◆ Rows from a dataset
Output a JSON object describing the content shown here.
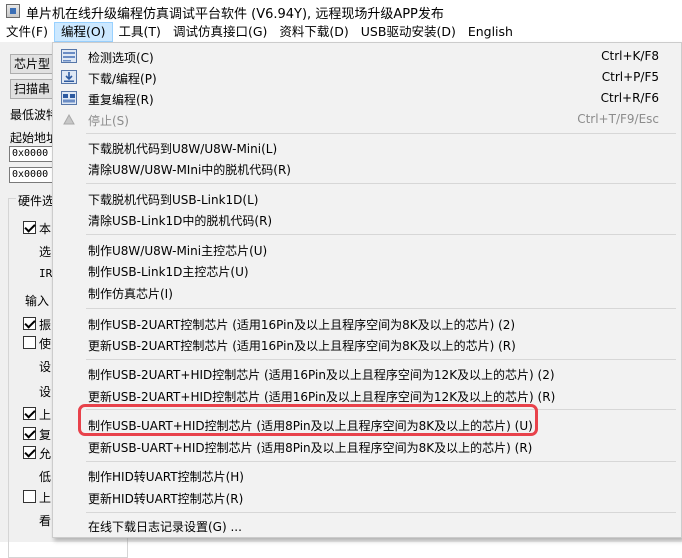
{
  "window": {
    "title": "单片机在线升级编程仿真调试平台软件 (V6.94Y), 远程现场升级APP发布"
  },
  "menubar": {
    "items": [
      {
        "label": "文件(F)"
      },
      {
        "label": "编程(O)"
      },
      {
        "label": "工具(T)"
      },
      {
        "label": "调试仿真接口(G)"
      },
      {
        "label": "资料下载(D)"
      },
      {
        "label": "USB驱动安装(D)"
      },
      {
        "label": "English"
      }
    ]
  },
  "background": {
    "chip_type_button": "芯片型",
    "scan_button": "扫描串",
    "min_baud_label": "最低波特",
    "start_addr_label": "起始地址",
    "addr1": "0x0000",
    "addr2": "0x0000",
    "hw_group_title": "硬件选",
    "options": [
      {
        "text": "本",
        "checked": true
      },
      {
        "text": "选",
        "checked": null
      },
      {
        "text": "IR",
        "checked": null
      },
      {
        "text": "输入",
        "checked": null
      },
      {
        "text": "振",
        "checked": true
      },
      {
        "text": "使",
        "checked": false
      },
      {
        "text": "设",
        "checked": null
      },
      {
        "text": "设",
        "checked": null
      },
      {
        "text": "上",
        "checked": true
      },
      {
        "text": "复",
        "checked": true
      },
      {
        "text": "允",
        "checked": true
      },
      {
        "text": "低",
        "checked": null
      },
      {
        "text": "上",
        "checked": false
      },
      {
        "text": "看",
        "checked": null
      }
    ]
  },
  "program_menu": {
    "items": [
      {
        "label": "检测选项(C)",
        "shortcut": "Ctrl+K/F8",
        "icon": "detect-icon",
        "disabled": false
      },
      {
        "label": "下载/编程(P)",
        "shortcut": "Ctrl+P/F5",
        "icon": "download-icon",
        "disabled": false
      },
      {
        "label": "重复编程(R)",
        "shortcut": "Ctrl+R/F6",
        "icon": "repeat-icon",
        "disabled": false
      },
      {
        "label": "停止(S)",
        "shortcut": "Ctrl+T/F9/Esc",
        "icon": "stop-icon",
        "disabled": true
      },
      {
        "label": "下载脱机代码到U8W/U8W-Mini(L)",
        "shortcut": ""
      },
      {
        "label": "清除U8W/U8W-MIni中的脱机代码(R)",
        "shortcut": ""
      },
      {
        "label": "下载脱机代码到USB-Link1D(L)",
        "shortcut": ""
      },
      {
        "label": "清除USB-Link1D中的脱机代码(R)",
        "shortcut": ""
      },
      {
        "label": "制作U8W/U8W-Mini主控芯片(U)",
        "shortcut": ""
      },
      {
        "label": "制作USB-Link1D主控芯片(U)",
        "shortcut": ""
      },
      {
        "label": "制作仿真芯片(I)",
        "shortcut": ""
      },
      {
        "label": "制作USB-2UART控制芯片 (适用16Pin及以上且程序空间为8K及以上的芯片) (2)",
        "shortcut": ""
      },
      {
        "label": "更新USB-2UART控制芯片 (适用16Pin及以上且程序空间为8K及以上的芯片) (R)",
        "shortcut": ""
      },
      {
        "label": "制作USB-2UART+HID控制芯片 (适用16Pin及以上且程序空间为12K及以上的芯片) (2)",
        "shortcut": ""
      },
      {
        "label": "更新USB-2UART+HID控制芯片 (适用16Pin及以上且程序空间为12K及以上的芯片) (R)",
        "shortcut": ""
      },
      {
        "label": "制作USB-UART+HID控制芯片 (适用8Pin及以上且程序空间为8K及以上的芯片) (U)",
        "shortcut": ""
      },
      {
        "label": "更新USB-UART+HID控制芯片 (适用8Pin及以上且程序空间为8K及以上的芯片) (R)",
        "shortcut": ""
      },
      {
        "label": "制作HID转UART控制芯片(H)",
        "shortcut": ""
      },
      {
        "label": "更新HID转UART控制芯片(R)",
        "shortcut": ""
      },
      {
        "label": "在线下载日志记录设置(G) ...",
        "shortcut": ""
      }
    ]
  },
  "colors": {
    "highlight_border": "#e8424b",
    "menu_active_bg": "#cce8ff",
    "menu_bg": "#f2f2f2",
    "disabled_text": "#8c8c8c"
  }
}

◆ Work to do
Transcribe all of the records above character for character. Exclude the pictures.

◆ Result
Output a JSON object describing the content shown here.
{
  "window": {
    "title": "单片机在线升级编程仿真调试平台软件 (V6.94Y), 远程现场升级APP发布"
  },
  "menubar": {
    "items": [
      {
        "label": "文件(F)"
      },
      {
        "label": "编程(O)"
      },
      {
        "label": "工具(T)"
      },
      {
        "label": "调试仿真接口(G)"
      },
      {
        "label": "资料下载(D)"
      },
      {
        "label": "USB驱动安装(D)"
      },
      {
        "label": "English"
      }
    ]
  },
  "background": {
    "chip_type_button": "芯片型",
    "scan_button": "扫描串",
    "min_baud_label": "最低波特",
    "start_addr_label": "起始地址",
    "addr1": "0x0000",
    "addr2": "0x0000",
    "hw_group_title": "硬件选",
    "options": [
      {
        "text": "本",
        "checked": true
      },
      {
        "text": "选",
        "checked": null
      },
      {
        "text": "IR",
        "checked": null
      },
      {
        "text": "输入",
        "checked": null
      },
      {
        "text": "振",
        "checked": true
      },
      {
        "text": "使",
        "checked": false
      },
      {
        "text": "设",
        "checked": null
      },
      {
        "text": "设",
        "checked": null
      },
      {
        "text": "上",
        "checked": true
      },
      {
        "text": "复",
        "checked": true
      },
      {
        "text": "允",
        "checked": true
      },
      {
        "text": "低",
        "checked": null
      },
      {
        "text": "上",
        "checked": false
      },
      {
        "text": "看",
        "checked": null
      }
    ]
  },
  "program_menu": {
    "items": [
      {
        "label": "检测选项(C)",
        "shortcut": "Ctrl+K/F8",
        "icon": "detect-icon",
        "disabled": false
      },
      {
        "label": "下载/编程(P)",
        "shortcut": "Ctrl+P/F5",
        "icon": "download-icon",
        "disabled": false
      },
      {
        "label": "重复编程(R)",
        "shortcut": "Ctrl+R/F6",
        "icon": "repeat-icon",
        "disabled": false
      },
      {
        "label": "停止(S)",
        "shortcut": "Ctrl+T/F9/Esc",
        "icon": "stop-icon",
        "disabled": true
      },
      {
        "label": "下载脱机代码到U8W/U8W-Mini(L)",
        "shortcut": ""
      },
      {
        "label": "清除U8W/U8W-MIni中的脱机代码(R)",
        "shortcut": ""
      },
      {
        "label": "下载脱机代码到USB-Link1D(L)",
        "shortcut": ""
      },
      {
        "label": "清除USB-Link1D中的脱机代码(R)",
        "shortcut": ""
      },
      {
        "label": "制作U8W/U8W-Mini主控芯片(U)",
        "shortcut": ""
      },
      {
        "label": "制作USB-Link1D主控芯片(U)",
        "shortcut": ""
      },
      {
        "label": "制作仿真芯片(I)",
        "shortcut": ""
      },
      {
        "label": "制作USB-2UART控制芯片 (适用16Pin及以上且程序空间为8K及以上的芯片) (2)",
        "shortcut": ""
      },
      {
        "label": "更新USB-2UART控制芯片 (适用16Pin及以上且程序空间为8K及以上的芯片) (R)",
        "shortcut": ""
      },
      {
        "label": "制作USB-2UART+HID控制芯片 (适用16Pin及以上且程序空间为12K及以上的芯片) (2)",
        "shortcut": ""
      },
      {
        "label": "更新USB-2UART+HID控制芯片 (适用16Pin及以上且程序空间为12K及以上的芯片) (R)",
        "shortcut": ""
      },
      {
        "label": "制作USB-UART+HID控制芯片 (适用8Pin及以上且程序空间为8K及以上的芯片) (U)",
        "shortcut": ""
      },
      {
        "label": "更新USB-UART+HID控制芯片 (适用8Pin及以上且程序空间为8K及以上的芯片) (R)",
        "shortcut": ""
      },
      {
        "label": "制作HID转UART控制芯片(H)",
        "shortcut": ""
      },
      {
        "label": "更新HID转UART控制芯片(R)",
        "shortcut": ""
      },
      {
        "label": "在线下载日志记录设置(G) ...",
        "shortcut": ""
      }
    ]
  },
  "colors": {
    "highlight_border": "#e8424b",
    "menu_active_bg": "#cce8ff",
    "menu_bg": "#f2f2f2",
    "disabled_text": "#8c8c8c"
  }
}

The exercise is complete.